### Task to complete:
Copy each line in which the string "Group" occurs.

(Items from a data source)

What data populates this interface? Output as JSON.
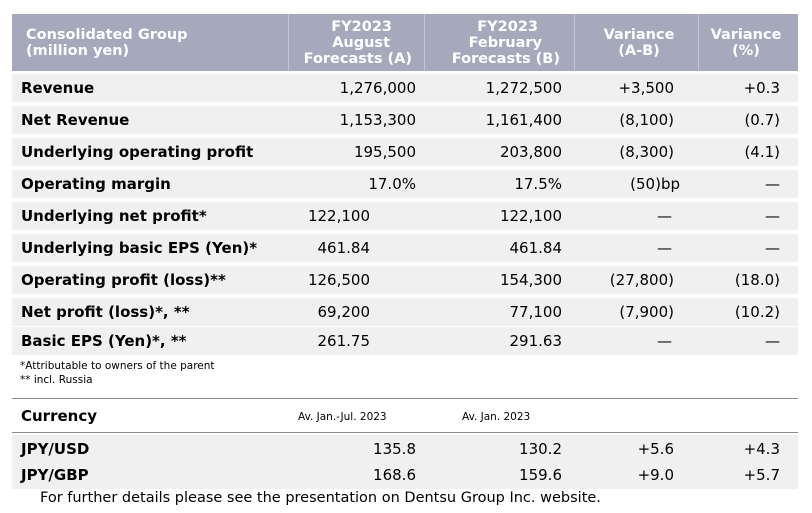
{
  "header": {
    "col0": [
      "Consolidated Group",
      "(million yen)"
    ],
    "col1": [
      "FY2023",
      "August",
      "Forecasts (A)"
    ],
    "col2": [
      "FY2023",
      "February",
      "Forecasts (B)"
    ],
    "col3": [
      "Variance",
      "(A-B)"
    ],
    "col4": [
      "Variance",
      "(%)"
    ]
  },
  "rows": [
    {
      "label": "Revenue",
      "a": "1,276,000",
      "b": "1,272,500",
      "diff": "+3,500",
      "pct": "+0.3"
    },
    {
      "label": "Net Revenue",
      "a": "1,153,300",
      "b": "1,161,400",
      "diff": "(8,100)",
      "pct": "(0.7)"
    },
    {
      "label": "Underlying operating profit",
      "a": "195,500",
      "b": "203,800",
      "diff": "(8,300)",
      "pct": "(4.1)"
    },
    {
      "label": "Operating margin",
      "a": "17.0%",
      "b": "17.5%",
      "diff": "(50)bp",
      "pct": "—"
    },
    {
      "label": "Underlying net profit*",
      "a": "122,100",
      "b": "122,100",
      "diff": "—",
      "pct": "—"
    },
    {
      "label": "Underlying basic EPS (Yen)*",
      "a": "461.84",
      "b": "461.84",
      "diff": "—",
      "pct": "—"
    },
    {
      "label": "Operating profit (loss)**",
      "a": "126,500",
      "b": "154,300",
      "diff": "(27,800)",
      "pct": "(18.0)"
    },
    {
      "label": "Net profit (loss)*, **",
      "a": "69,200",
      "b": "77,100",
      "diff": "(7,900)",
      "pct": "(10.2)"
    },
    {
      "label": "Basic EPS (Yen)*, **",
      "a": "261.75",
      "b": "291.63",
      "diff": "—",
      "pct": "—"
    }
  ],
  "notes": [
    "*Attributable to owners of the parent",
    "** incl. Russia"
  ],
  "currency": {
    "label": "Currency",
    "sub_a": "Av. Jan.-Jul. 2023",
    "sub_b": "Av. Jan. 2023",
    "rows": [
      {
        "label": "JPY/USD",
        "a": "135.8",
        "b": "130.2",
        "diff": "+5.6",
        "pct": "+4.3"
      },
      {
        "label": "JPY/GBP",
        "a": "168.6",
        "b": "159.6",
        "diff": "+9.0",
        "pct": "+5.7"
      }
    ]
  },
  "footer": "For further details please see the presentation on Dentsu Group Inc. website.",
  "colors": {
    "header_bg": "#a6a9bc",
    "row_bg": "#f0f0f0"
  }
}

### Answer to the exercise:
      "Consolidated Group",
  "footer": "For further details please see the presentation on Dentsu Group Inc. website.",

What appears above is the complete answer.